Figure content listings
──────────

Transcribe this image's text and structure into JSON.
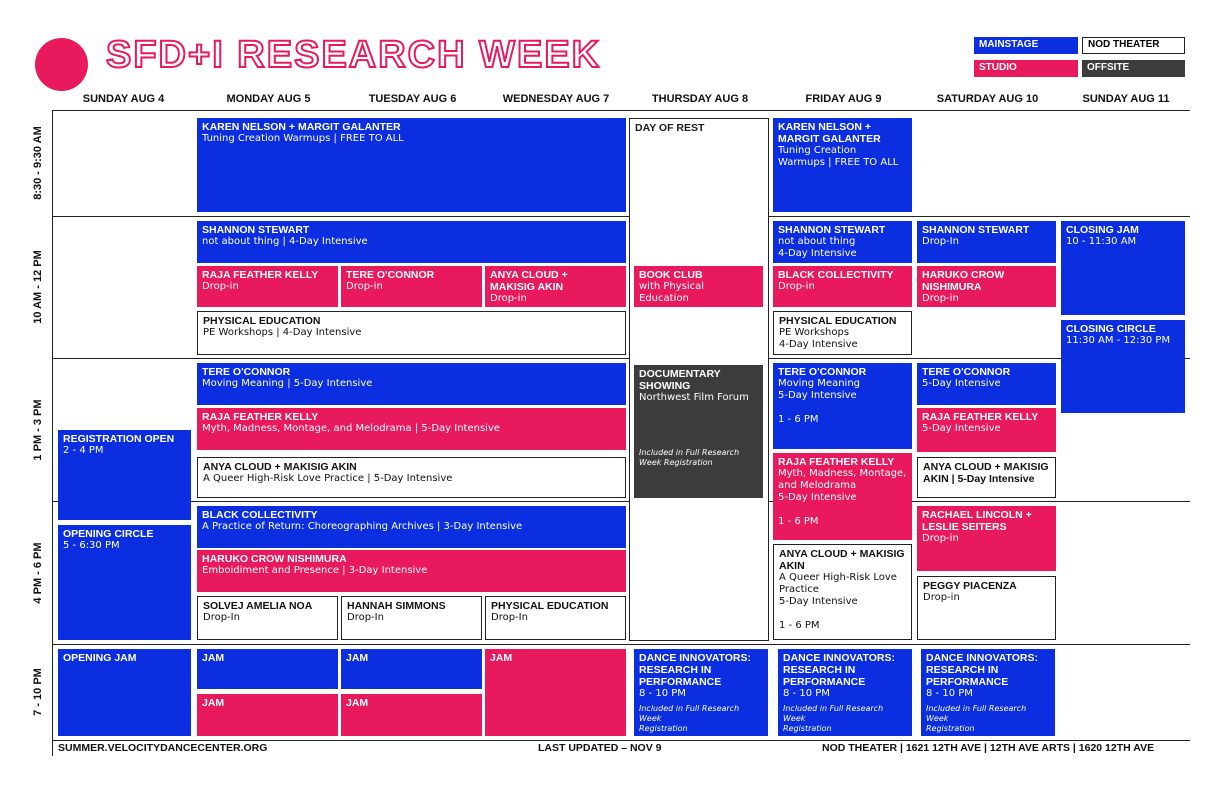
{
  "title": "SFD+I RESEARCH WEEK",
  "legend": {
    "mainstage": "MAINSTAGE",
    "nod_theater": "NOD THEATER",
    "studio": "STUDIO",
    "offsite": "OFFSITE"
  },
  "colors": {
    "mainstage": "#0b2ee0",
    "studio": "#e8195d",
    "offsite": "#3c3c3c",
    "nod_theater": "#ffffff"
  },
  "days": [
    "SUNDAY AUG 4",
    "MONDAY AUG 5",
    "TUESDAY AUG 6",
    "WEDNESDAY AUG 7",
    "THURSDAY AUG 8",
    "FRIDAY AUG 9",
    "SATURDAY AUG 10",
    "SUNDAY AUG 11"
  ],
  "times": [
    "8:30 - 9:30 AM",
    "10 AM - 12 PM",
    "1 PM - 3 PM",
    "4 PM - 6 PM",
    "7 - 10 PM"
  ],
  "events": {
    "knmg_mon": {
      "title": "KAREN NELSON + MARGIT GALANTER",
      "sub": "Tuning Creation Warmups  |  FREE TO ALL"
    },
    "rest_thu": {
      "title": "DAY OF REST"
    },
    "knmg_fri": {
      "title": "KAREN NELSON +\nMARGIT GALANTER",
      "sub": "Tuning Creation\nWarmups  |  FREE TO ALL"
    },
    "ss_mon": {
      "title": "SHANNON STEWART",
      "sub": "not about thing  |  4-Day Intensive"
    },
    "ss_fri": {
      "title": "SHANNON STEWART",
      "sub": "not about thing\n4-Day Intensive"
    },
    "ss_sat": {
      "title": "SHANNON STEWART",
      "sub": "Drop-In"
    },
    "closing_jam": {
      "title": "CLOSING JAM",
      "sub": "10 - 11:30 AM"
    },
    "rfk_mon": {
      "title": "RAJA FEATHER KELLY",
      "sub": "Drop-in"
    },
    "toc_tue": {
      "title": "TERE O'CONNOR",
      "sub": "Drop-in"
    },
    "acma_wed": {
      "title": "ANYA CLOUD +\nMAKISIG AKIN",
      "sub": "Drop-in"
    },
    "bookclub": {
      "title": "BOOK CLUB",
      "sub": "with Physical\nEducation"
    },
    "bc_fri": {
      "title": "BLACK COLLECTIVITY",
      "sub": "Drop-in"
    },
    "hcn_sat": {
      "title": "HARUKO CROW\nNISHIMURA",
      "sub": "Drop-in"
    },
    "pe_mon": {
      "title": "PHYSICAL EDUCATION",
      "sub": "PE Workshops  |  4-Day Intensive"
    },
    "pe_fri": {
      "title": "PHYSICAL EDUCATION",
      "sub": "PE Workshops\n4-Day Intensive"
    },
    "closing_circle": {
      "title": "CLOSING CIRCLE",
      "sub": "11:30 AM - 12:30 PM"
    },
    "toc_mon": {
      "title": "TERE O'CONNOR",
      "sub": "Moving Meaning  |  5-Day Intensive"
    },
    "doc_thu": {
      "title": "DOCUMENTARY\nSHOWING",
      "sub": "Northwest Film Forum",
      "note": "Included in Full Research\nWeek Registration"
    },
    "toc_fri": {
      "title": "TERE O'CONNOR",
      "sub": "Moving Meaning\n5-Day Intensive",
      "extra": "1 - 6 PM"
    },
    "toc_sat": {
      "title": "TERE O'CONNOR",
      "sub": "5-Day Intensive"
    },
    "rfk_mon2": {
      "title": "RAJA FEATHER KELLY",
      "sub": "Myth, Madness, Montage, and Melodrama  |  5-Day Intensive"
    },
    "rfk_sat": {
      "title": "RAJA FEATHER KELLY",
      "sub": "5-Day Intensive"
    },
    "reg_open": {
      "title": "REGISTRATION OPEN",
      "sub": "2 - 4 PM"
    },
    "rfk_fri": {
      "title": "RAJA FEATHER KELLY",
      "sub": "Myth, Madness, Montage,\nand Melodrama\n5-Day Intensive",
      "extra": "1 - 6 PM"
    },
    "acma_mon": {
      "title": "ANYA CLOUD + MAKISIG AKIN",
      "sub": "A Queer High-Risk Love Practice  |  5-Day Intensive"
    },
    "acma_sat": {
      "title": "ANYA CLOUD + MAKISIG\nAKIN  |  5-Day Intensive"
    },
    "bc_mon": {
      "title": "BLACK COLLECTIVITY",
      "sub": "A Practice of Return: Choreographing Archives  |  3-Day Intensive"
    },
    "opening_circle": {
      "title": "OPENING CIRCLE",
      "sub": "5 - 6:30 PM"
    },
    "rlls_sat": {
      "title": "RACHAEL LINCOLN +\nLESLIE SEITERS",
      "sub": "Drop-in"
    },
    "hcn_mon": {
      "title": "HARUKO CROW NISHIMURA",
      "sub": "Emboidiment and Presence  |  3-Day Intensive"
    },
    "acma_fri": {
      "title": "ANYA CLOUD + MAKISIG\nAKIN",
      "sub": "A Queer High-Risk Love\nPractice\n5-Day Intensive",
      "extra": "1 - 6 PM"
    },
    "pp_sat": {
      "title": "PEGGY PIACENZA",
      "sub": "Drop-in"
    },
    "san_mon": {
      "title": "SOLVEJ AMELIA NOA",
      "sub": "Drop-In"
    },
    "hs_tue": {
      "title": "HANNAH SIMMONS",
      "sub": "Drop-In"
    },
    "pe_wed": {
      "title": "PHYSICAL EDUCATION",
      "sub": "Drop-In"
    },
    "opening_jam": {
      "title": "OPENING JAM"
    },
    "jam_mon1": {
      "title": "JAM"
    },
    "jam_tue1": {
      "title": "JAM"
    },
    "jam_wed": {
      "title": "JAM"
    },
    "jam_mon2": {
      "title": "JAM"
    },
    "jam_tue2": {
      "title": "JAM"
    },
    "dirp_thu": {
      "title": "DANCE INNOVATORS:\nRESEARCH IN\nPERFORMANCE",
      "sub": "8 - 10 PM",
      "note": "Included in Full Research Week\nRegistration"
    },
    "dirp_fri": {
      "title": "DANCE INNOVATORS:\nRESEARCH IN\nPERFORMANCE",
      "sub": "8 - 10 PM",
      "note": "Included in Full Research Week\nRegistration"
    },
    "dirp_sat": {
      "title": "DANCE INNOVATORS:\nRESEARCH IN\nPERFORMANCE",
      "sub": "8 - 10 PM",
      "note": "Included in Full Research Week\nRegistration"
    }
  },
  "footer": {
    "url": "SUMMER.VELOCITYDANCECENTER.ORG",
    "updated": "LAST UPDATED – NOV 9",
    "venues": "NOD THEATER | 1621 12TH AVE   |   12TH AVE ARTS | 1620 12TH AVE"
  }
}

──────────

- _Your objective_
Your task is to set down the records shown above exactly, minus any pictures.

- _Written answer_
Transcribe this image's text and structure into JSON.
{
  "title": "SFD+I RESEARCH WEEK",
  "legend": {
    "mainstage": "MAINSTAGE",
    "nod_theater": "NOD THEATER",
    "studio": "STUDIO",
    "offsite": "OFFSITE"
  },
  "colors": {
    "mainstage": "#0b2ee0",
    "studio": "#e8195d",
    "offsite": "#3c3c3c",
    "nod_theater": "#ffffff"
  },
  "days": [
    "SUNDAY AUG 4",
    "MONDAY AUG 5",
    "TUESDAY AUG 6",
    "WEDNESDAY AUG 7",
    "THURSDAY AUG 8",
    "FRIDAY AUG 9",
    "SATURDAY AUG 10",
    "SUNDAY AUG 11"
  ],
  "times": [
    "8:30 - 9:30 AM",
    "10 AM - 12 PM",
    "1 PM - 3 PM",
    "4 PM - 6 PM",
    "7 - 10 PM"
  ],
  "events": {
    "knmg_mon": {
      "title": "KAREN NELSON + MARGIT GALANTER",
      "sub": "Tuning Creation Warmups  |  FREE TO ALL"
    },
    "rest_thu": {
      "title": "DAY OF REST"
    },
    "knmg_fri": {
      "title": "KAREN NELSON +\nMARGIT GALANTER",
      "sub": "Tuning Creation\nWarmups  |  FREE TO ALL"
    },
    "ss_mon": {
      "title": "SHANNON STEWART",
      "sub": "not about thing  |  4-Day Intensive"
    },
    "ss_fri": {
      "title": "SHANNON STEWART",
      "sub": "not about thing\n4-Day Intensive"
    },
    "ss_sat": {
      "title": "SHANNON STEWART",
      "sub": "Drop-In"
    },
    "closing_jam": {
      "title": "CLOSING JAM",
      "sub": "10 - 11:30 AM"
    },
    "rfk_mon": {
      "title": "RAJA FEATHER KELLY",
      "sub": "Drop-in"
    },
    "toc_tue": {
      "title": "TERE O'CONNOR",
      "sub": "Drop-in"
    },
    "acma_wed": {
      "title": "ANYA CLOUD +\nMAKISIG AKIN",
      "sub": "Drop-in"
    },
    "bookclub": {
      "title": "BOOK CLUB",
      "sub": "with Physical\nEducation"
    },
    "bc_fri": {
      "title": "BLACK COLLECTIVITY",
      "sub": "Drop-in"
    },
    "hcn_sat": {
      "title": "HARUKO CROW\nNISHIMURA",
      "sub": "Drop-in"
    },
    "pe_mon": {
      "title": "PHYSICAL EDUCATION",
      "sub": "PE Workshops  |  4-Day Intensive"
    },
    "pe_fri": {
      "title": "PHYSICAL EDUCATION",
      "sub": "PE Workshops\n4-Day Intensive"
    },
    "closing_circle": {
      "title": "CLOSING CIRCLE",
      "sub": "11:30 AM - 12:30 PM"
    },
    "toc_mon": {
      "title": "TERE O'CONNOR",
      "sub": "Moving Meaning  |  5-Day Intensive"
    },
    "doc_thu": {
      "title": "DOCUMENTARY\nSHOWING",
      "sub": "Northwest Film Forum",
      "note": "Included in Full Research\nWeek Registration"
    },
    "toc_fri": {
      "title": "TERE O'CONNOR",
      "sub": "Moving Meaning\n5-Day Intensive",
      "extra": "1 - 6 PM"
    },
    "toc_sat": {
      "title": "TERE O'CONNOR",
      "sub": "5-Day Intensive"
    },
    "rfk_mon2": {
      "title": "RAJA FEATHER KELLY",
      "sub": "Myth, Madness, Montage, and Melodrama  |  5-Day Intensive"
    },
    "rfk_sat": {
      "title": "RAJA FEATHER KELLY",
      "sub": "5-Day Intensive"
    },
    "reg_open": {
      "title": "REGISTRATION OPEN",
      "sub": "2 - 4 PM"
    },
    "rfk_fri": {
      "title": "RAJA FEATHER KELLY",
      "sub": "Myth, Madness, Montage,\nand Melodrama\n5-Day Intensive",
      "extra": "1 - 6 PM"
    },
    "acma_mon": {
      "title": "ANYA CLOUD + MAKISIG AKIN",
      "sub": "A Queer High-Risk Love Practice  |  5-Day Intensive"
    },
    "acma_sat": {
      "title": "ANYA CLOUD + MAKISIG\nAKIN  |  5-Day Intensive"
    },
    "bc_mon": {
      "title": "BLACK COLLECTIVITY",
      "sub": "A Practice of Return: Choreographing Archives  |  3-Day Intensive"
    },
    "opening_circle": {
      "title": "OPENING CIRCLE",
      "sub": "5 - 6:30 PM"
    },
    "rlls_sat": {
      "title": "RACHAEL LINCOLN +\nLESLIE SEITERS",
      "sub": "Drop-in"
    },
    "hcn_mon": {
      "title": "HARUKO CROW NISHIMURA",
      "sub": "Emboidiment and Presence  |  3-Day Intensive"
    },
    "acma_fri": {
      "title": "ANYA CLOUD + MAKISIG\nAKIN",
      "sub": "A Queer High-Risk Love\nPractice\n5-Day Intensive",
      "extra": "1 - 6 PM"
    },
    "pp_sat": {
      "title": "PEGGY PIACENZA",
      "sub": "Drop-in"
    },
    "san_mon": {
      "title": "SOLVEJ AMELIA NOA",
      "sub": "Drop-In"
    },
    "hs_tue": {
      "title": "HANNAH SIMMONS",
      "sub": "Drop-In"
    },
    "pe_wed": {
      "title": "PHYSICAL EDUCATION",
      "sub": "Drop-In"
    },
    "opening_jam": {
      "title": "OPENING JAM"
    },
    "jam_mon1": {
      "title": "JAM"
    },
    "jam_tue1": {
      "title": "JAM"
    },
    "jam_wed": {
      "title": "JAM"
    },
    "jam_mon2": {
      "title": "JAM"
    },
    "jam_tue2": {
      "title": "JAM"
    },
    "dirp_thu": {
      "title": "DANCE INNOVATORS:\nRESEARCH IN\nPERFORMANCE",
      "sub": "8 - 10 PM",
      "note": "Included in Full Research Week\nRegistration"
    },
    "dirp_fri": {
      "title": "DANCE INNOVATORS:\nRESEARCH IN\nPERFORMANCE",
      "sub": "8 - 10 PM",
      "note": "Included in Full Research Week\nRegistration"
    },
    "dirp_sat": {
      "title": "DANCE INNOVATORS:\nRESEARCH IN\nPERFORMANCE",
      "sub": "8 - 10 PM",
      "note": "Included in Full Research Week\nRegistration"
    }
  },
  "footer": {
    "url": "SUMMER.VELOCITYDANCECENTER.ORG",
    "updated": "LAST UPDATED – NOV 9",
    "venues": "NOD THEATER | 1621 12TH AVE   |   12TH AVE ARTS | 1620 12TH AVE"
  }
}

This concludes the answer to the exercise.